* Texte fourni
======

Un projet d’envergure pour sécuriser l’approvisionnement énergétique africain

Le Maroc accélère ses efforts pour boucler le financement du Gazoduc africain atlantique (GAA), un ambitieux projet énergétique en collaboration avec le Nigeria. L’objectif ? Lever 26 milliards de dollars auprès d’institutions financières majeures, dont l’US Exim Bank et la Banque mondiale. Cette initiative, portée par Rabat, vise à renforcer l’autonomie énergétique du continent et à structurer un corridor gazier stratégique.

Des partenariats clés pour un financement colossal

L’ambassadeur marocain aux États-Unis, Youssef Amrani, a confirmé les démarches en cours pour mobiliser ces fonds. Ce gazoduc, s’étendant sur des milliers de kilomètres, reliera le Nigeria au Maroc en longeant les côtes ouest-africaines, avant de se prolonger vers l’Europe. Son achèvement permettrait non seulement de diversifier les sources d’énergie pour les pays africains, mais aussi de créer un réseau interconnecté favorisant la stabilité des approvisionnements.

======

* Entrées fournies
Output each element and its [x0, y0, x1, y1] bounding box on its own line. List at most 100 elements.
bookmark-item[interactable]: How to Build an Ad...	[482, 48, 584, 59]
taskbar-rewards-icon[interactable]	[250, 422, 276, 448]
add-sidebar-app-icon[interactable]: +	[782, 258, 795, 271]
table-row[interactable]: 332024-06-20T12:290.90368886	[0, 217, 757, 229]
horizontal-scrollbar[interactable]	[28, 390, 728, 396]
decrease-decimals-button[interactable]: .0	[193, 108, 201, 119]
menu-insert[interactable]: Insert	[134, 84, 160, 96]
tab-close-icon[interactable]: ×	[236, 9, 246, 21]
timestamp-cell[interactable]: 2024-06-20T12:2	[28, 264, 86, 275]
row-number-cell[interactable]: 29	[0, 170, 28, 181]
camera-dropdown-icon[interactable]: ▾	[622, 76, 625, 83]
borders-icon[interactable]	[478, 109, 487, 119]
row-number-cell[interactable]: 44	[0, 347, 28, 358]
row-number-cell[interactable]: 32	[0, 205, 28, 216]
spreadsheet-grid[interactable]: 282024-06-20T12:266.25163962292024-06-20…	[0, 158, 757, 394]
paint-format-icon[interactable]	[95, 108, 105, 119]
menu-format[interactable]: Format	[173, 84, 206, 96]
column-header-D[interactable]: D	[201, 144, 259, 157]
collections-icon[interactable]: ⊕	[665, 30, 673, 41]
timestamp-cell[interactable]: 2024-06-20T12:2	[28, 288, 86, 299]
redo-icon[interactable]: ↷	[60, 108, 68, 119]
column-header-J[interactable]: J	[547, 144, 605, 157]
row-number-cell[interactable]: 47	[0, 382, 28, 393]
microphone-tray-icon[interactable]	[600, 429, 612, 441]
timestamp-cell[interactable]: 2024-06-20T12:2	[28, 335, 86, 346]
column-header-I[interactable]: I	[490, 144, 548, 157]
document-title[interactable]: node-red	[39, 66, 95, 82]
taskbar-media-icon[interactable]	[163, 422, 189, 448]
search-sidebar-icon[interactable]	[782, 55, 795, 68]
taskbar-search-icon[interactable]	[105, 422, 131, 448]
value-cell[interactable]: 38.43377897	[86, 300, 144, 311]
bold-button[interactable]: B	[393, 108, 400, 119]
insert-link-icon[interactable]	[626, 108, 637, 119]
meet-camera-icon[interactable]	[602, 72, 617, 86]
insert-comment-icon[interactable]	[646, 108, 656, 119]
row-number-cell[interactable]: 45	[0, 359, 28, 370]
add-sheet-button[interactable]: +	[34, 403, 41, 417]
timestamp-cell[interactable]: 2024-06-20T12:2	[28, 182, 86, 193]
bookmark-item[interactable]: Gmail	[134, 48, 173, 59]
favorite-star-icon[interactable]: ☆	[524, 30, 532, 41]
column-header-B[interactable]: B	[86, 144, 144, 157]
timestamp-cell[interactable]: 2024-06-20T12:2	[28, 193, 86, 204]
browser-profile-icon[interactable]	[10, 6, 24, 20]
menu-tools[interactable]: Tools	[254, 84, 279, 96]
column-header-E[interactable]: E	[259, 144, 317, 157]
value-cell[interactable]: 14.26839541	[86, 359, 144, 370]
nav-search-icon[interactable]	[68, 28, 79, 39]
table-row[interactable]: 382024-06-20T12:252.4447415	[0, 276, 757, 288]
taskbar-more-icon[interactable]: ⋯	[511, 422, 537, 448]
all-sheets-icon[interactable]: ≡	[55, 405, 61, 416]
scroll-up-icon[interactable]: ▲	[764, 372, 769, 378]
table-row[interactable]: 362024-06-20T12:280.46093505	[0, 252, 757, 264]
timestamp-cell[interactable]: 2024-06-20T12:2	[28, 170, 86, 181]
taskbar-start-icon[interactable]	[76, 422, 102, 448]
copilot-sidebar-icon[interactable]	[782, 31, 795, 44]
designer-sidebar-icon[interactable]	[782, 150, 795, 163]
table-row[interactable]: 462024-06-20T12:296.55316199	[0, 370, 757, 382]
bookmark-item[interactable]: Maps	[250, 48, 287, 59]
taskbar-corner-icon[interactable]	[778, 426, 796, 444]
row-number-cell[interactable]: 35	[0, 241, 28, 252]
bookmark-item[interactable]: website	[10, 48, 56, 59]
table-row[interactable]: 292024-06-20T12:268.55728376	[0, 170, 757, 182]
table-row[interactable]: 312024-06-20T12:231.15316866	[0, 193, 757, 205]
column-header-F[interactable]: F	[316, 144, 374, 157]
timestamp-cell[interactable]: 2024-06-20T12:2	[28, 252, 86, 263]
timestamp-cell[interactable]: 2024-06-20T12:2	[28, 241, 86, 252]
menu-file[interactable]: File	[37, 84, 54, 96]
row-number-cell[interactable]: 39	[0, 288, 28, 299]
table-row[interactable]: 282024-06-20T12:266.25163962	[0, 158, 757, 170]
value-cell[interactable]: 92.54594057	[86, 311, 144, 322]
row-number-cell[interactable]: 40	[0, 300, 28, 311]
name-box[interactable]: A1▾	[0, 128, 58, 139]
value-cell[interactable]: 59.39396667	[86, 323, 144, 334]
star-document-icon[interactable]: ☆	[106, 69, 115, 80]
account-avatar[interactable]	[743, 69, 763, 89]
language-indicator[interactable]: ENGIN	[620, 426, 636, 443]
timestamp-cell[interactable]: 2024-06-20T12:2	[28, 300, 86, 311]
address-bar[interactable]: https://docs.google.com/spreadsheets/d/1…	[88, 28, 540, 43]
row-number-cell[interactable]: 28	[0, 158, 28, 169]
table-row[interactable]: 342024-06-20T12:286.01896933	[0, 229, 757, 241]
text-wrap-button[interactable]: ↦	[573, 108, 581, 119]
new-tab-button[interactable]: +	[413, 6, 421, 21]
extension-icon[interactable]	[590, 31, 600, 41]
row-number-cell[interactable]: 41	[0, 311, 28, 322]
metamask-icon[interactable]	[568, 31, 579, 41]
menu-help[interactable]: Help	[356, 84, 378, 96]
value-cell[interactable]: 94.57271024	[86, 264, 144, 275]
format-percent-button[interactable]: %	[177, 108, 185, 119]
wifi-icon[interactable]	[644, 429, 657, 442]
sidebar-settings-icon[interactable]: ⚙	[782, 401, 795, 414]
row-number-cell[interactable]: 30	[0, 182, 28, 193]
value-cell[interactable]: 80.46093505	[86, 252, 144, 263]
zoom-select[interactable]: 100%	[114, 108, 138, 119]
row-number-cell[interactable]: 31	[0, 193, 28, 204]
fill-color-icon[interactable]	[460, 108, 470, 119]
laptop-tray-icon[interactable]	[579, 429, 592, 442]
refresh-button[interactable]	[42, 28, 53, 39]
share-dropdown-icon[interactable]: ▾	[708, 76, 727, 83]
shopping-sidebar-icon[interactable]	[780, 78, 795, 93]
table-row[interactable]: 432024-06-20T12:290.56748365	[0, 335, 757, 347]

======

* Consigne A
Les affirmations suivantes concordent-elles avec le texte sur le gazoduc africain atlantique ? (i) Le Maroc cherche à lever 26 milliards de dollars pour ce projet. (ii) Le gazoduc reliera le Nigeria au Maroc en passant par l'intérieur des terres. (iii) Youssef Amrani est l'ambassadeur marocain aux États-Unis. Pour chacune, répondez par oui ou non et citez textuellement les mots décisifs du texte.
* Consigne B
Pourriez-vous poursuivre le texte sur le gazoduc africain atlantique à partir de sa dernière phrase ?

* Zone de réponse A
(i) Oui : « Lever 26 milliards de dollars auprès d’institutions financières majeures »
(ii) Non : « en longeant les côtes ouest-africaines »
(iii) Oui : « L’ambassadeur marocain aux États-Unis, Youssef Amrani »

* Zone de réponse B
Un levier pour l’économie africaine

Au-delà de l’aspect purement énergétique, ce projet s’inscrit dans une logique de coopération Sud-Sud et de développement industriel. En facilitant l’accès au gaz, le GAA pourrait stimuler des secteurs clés comme l’agriculture, l’industrie et les transports, tout en réduisant la dépendance aux importations coûteuses. Rabat mise sur ce gazoduc comme un catalyseur de croissance pour toute la région, en alignant ses intérêts économiques avec ceux des pays partenaires.

Des défis logistiques et financiers à surmonter

Si le potentiel économique est immense, les obstacles ne manquent pas. La mobilisation de 26 milliards de dollars représente un défi de taille, nécessitant une coordination étroite entre les bailleurs de fonds, les gouvernements et les acteurs privés. Par ailleurs, la complexité technique du tracé, qui traverse des zones géographiques variées, impose une planification rigoureuse pour garantir la viabilité du projet à long terme.

Avec cette stratégie, le Maroc affiche sa volonté de jouer un rôle central dans la transition énergétique africaine, tout en consolidant son positionnement comme hub régional. Les prochains mois seront décisifs pour évaluer la faisabilité de ce gazoduc, dont les retombées pourraient redéfinir le paysage énergétique du continent.